- Opening Delimiter -
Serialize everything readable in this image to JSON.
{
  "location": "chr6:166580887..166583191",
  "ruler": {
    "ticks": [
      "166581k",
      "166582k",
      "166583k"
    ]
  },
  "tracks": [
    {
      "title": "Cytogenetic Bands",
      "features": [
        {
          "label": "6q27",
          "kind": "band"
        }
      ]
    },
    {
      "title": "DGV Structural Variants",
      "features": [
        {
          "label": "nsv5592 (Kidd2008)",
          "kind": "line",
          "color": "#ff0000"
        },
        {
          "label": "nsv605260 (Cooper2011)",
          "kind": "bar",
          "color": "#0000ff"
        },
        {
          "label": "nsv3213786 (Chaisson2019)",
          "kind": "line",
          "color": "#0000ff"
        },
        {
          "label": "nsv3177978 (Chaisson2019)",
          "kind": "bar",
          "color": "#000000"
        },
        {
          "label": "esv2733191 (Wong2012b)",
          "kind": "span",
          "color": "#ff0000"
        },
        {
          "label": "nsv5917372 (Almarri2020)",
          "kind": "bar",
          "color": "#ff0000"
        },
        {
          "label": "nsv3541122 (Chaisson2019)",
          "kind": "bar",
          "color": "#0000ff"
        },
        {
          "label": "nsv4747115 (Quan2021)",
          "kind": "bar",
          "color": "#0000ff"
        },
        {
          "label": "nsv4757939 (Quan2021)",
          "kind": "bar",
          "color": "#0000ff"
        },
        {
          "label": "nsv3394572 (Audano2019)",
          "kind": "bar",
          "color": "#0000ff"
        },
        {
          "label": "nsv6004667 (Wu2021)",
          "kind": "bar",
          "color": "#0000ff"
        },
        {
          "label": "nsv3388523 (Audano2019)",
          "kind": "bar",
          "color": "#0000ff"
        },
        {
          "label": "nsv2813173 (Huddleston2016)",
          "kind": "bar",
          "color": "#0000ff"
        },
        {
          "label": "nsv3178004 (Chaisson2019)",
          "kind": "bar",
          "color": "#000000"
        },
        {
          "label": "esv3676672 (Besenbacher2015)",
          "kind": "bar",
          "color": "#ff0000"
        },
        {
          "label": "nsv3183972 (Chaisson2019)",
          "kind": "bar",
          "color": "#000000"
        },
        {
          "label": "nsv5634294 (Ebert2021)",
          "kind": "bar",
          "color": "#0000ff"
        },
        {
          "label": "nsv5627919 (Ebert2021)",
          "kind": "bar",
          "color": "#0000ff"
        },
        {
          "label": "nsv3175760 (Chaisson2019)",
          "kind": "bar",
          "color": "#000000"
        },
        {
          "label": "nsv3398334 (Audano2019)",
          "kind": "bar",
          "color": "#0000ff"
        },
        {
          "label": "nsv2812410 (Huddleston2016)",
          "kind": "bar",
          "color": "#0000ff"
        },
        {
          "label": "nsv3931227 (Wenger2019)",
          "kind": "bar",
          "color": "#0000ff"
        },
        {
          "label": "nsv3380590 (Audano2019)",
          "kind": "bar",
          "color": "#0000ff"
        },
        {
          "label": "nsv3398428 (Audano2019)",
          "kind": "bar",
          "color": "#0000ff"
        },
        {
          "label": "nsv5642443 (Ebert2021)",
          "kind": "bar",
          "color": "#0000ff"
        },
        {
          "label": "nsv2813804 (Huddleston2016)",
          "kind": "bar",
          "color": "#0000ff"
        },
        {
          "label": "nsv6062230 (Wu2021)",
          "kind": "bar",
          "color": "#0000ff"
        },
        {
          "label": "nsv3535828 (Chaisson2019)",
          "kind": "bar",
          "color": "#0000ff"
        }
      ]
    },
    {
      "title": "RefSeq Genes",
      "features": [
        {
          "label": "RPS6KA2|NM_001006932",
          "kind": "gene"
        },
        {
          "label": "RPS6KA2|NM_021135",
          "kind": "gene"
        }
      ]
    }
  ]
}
- Closing Delimiter -
**TASK OBJECTIVE:** An exact copy of the data, with every line intact, is the required answer.

**EXERCISE SOLUTION:**
Serialize everything readable in this image to JSON.
{
  "location": "chr6:166580887..166583191",
  "ruler": {
    "ticks": [
      "166581k",
      "166582k",
      "166583k"
    ]
  },
  "tracks": [
    {
      "title": "Cytogenetic Bands",
      "features": [
        {
          "label": "6q27",
          "kind": "band"
        }
      ]
    },
    {
      "title": "DGV Structural Variants",
      "features": [
        {
          "label": "nsv5592 (Kidd2008)",
          "kind": "line",
          "color": "#ff0000"
        },
        {
          "label": "nsv605260 (Cooper2011)",
          "kind": "bar",
          "color": "#0000ff"
        },
        {
          "label": "nsv3213786 (Chaisson2019)",
          "kind": "line",
          "color": "#0000ff"
        },
        {
          "label": "nsv3177978 (Chaisson2019)",
          "kind": "bar",
          "color": "#000000"
        },
        {
          "label": "esv2733191 (Wong2012b)",
          "kind": "span",
          "color": "#ff0000"
        },
        {
          "label": "nsv5917372 (Almarri2020)",
          "kind": "bar",
          "color": "#ff0000"
        },
        {
          "label": "nsv3541122 (Chaisson2019)",
          "kind": "bar",
          "color": "#0000ff"
        },
        {
          "label": "nsv4747115 (Quan2021)",
          "kind": "bar",
          "color": "#0000ff"
        },
        {
          "label": "nsv4757939 (Quan2021)",
          "kind": "bar",
          "color": "#0000ff"
        },
        {
          "label": "nsv3394572 (Audano2019)",
          "kind": "bar",
          "color": "#0000ff"
        },
        {
          "label": "nsv6004667 (Wu2021)",
          "kind": "bar",
          "color": "#0000ff"
        },
        {
          "label": "nsv3388523 (Audano2019)",
          "kind": "bar",
          "color": "#0000ff"
        },
        {
          "label": "nsv2813173 (Huddleston2016)",
          "kind": "bar",
          "color": "#0000ff"
        },
        {
          "label": "nsv3178004 (Chaisson2019)",
          "kind": "bar",
          "color": "#000000"
        },
        {
          "label": "esv3676672 (Besenbacher2015)",
          "kind": "bar",
          "color": "#ff0000"
        },
        {
          "label": "nsv3183972 (Chaisson2019)",
          "kind": "bar",
          "color": "#000000"
        },
        {
          "label": "nsv5634294 (Ebert2021)",
          "kind": "bar",
          "color": "#0000ff"
        },
        {
          "label": "nsv5627919 (Ebert2021)",
          "kind": "bar",
          "color": "#0000ff"
        },
        {
          "label": "nsv3175760 (Chaisson2019)",
          "kind": "bar",
          "color": "#000000"
        },
        {
          "label": "nsv3398334 (Audano2019)",
          "kind": "bar",
          "color": "#0000ff"
        },
        {
          "label": "nsv2812410 (Huddleston2016)",
          "kind": "bar",
          "color": "#0000ff"
        },
        {
          "label": "nsv3931227 (Wenger2019)",
          "kind": "bar",
          "color": "#0000ff"
        },
        {
          "label": "nsv3380590 (Audano2019)",
          "kind": "bar",
          "color": "#0000ff"
        },
        {
          "label": "nsv3398428 (Audano2019)",
          "kind": "bar",
          "color": "#0000ff"
        },
        {
          "label": "nsv5642443 (Ebert2021)",
          "kind": "bar",
          "color": "#0000ff"
        },
        {
          "label": "nsv2813804 (Huddleston2016)",
          "kind": "bar",
          "color": "#0000ff"
        },
        {
          "label": "nsv6062230 (Wu2021)",
          "kind": "bar",
          "color": "#0000ff"
        },
        {
          "label": "nsv3535828 (Chaisson2019)",
          "kind": "bar",
          "color": "#0000ff"
        }
      ]
    },
    {
      "title": "RefSeq Genes",
      "features": [
        {
          "label": "RPS6KA2|NM_001006932",
          "kind": "gene"
        },
        {
          "label": "RPS6KA2|NM_021135",
          "kind": "gene"
        }
      ]
    }
  ]
}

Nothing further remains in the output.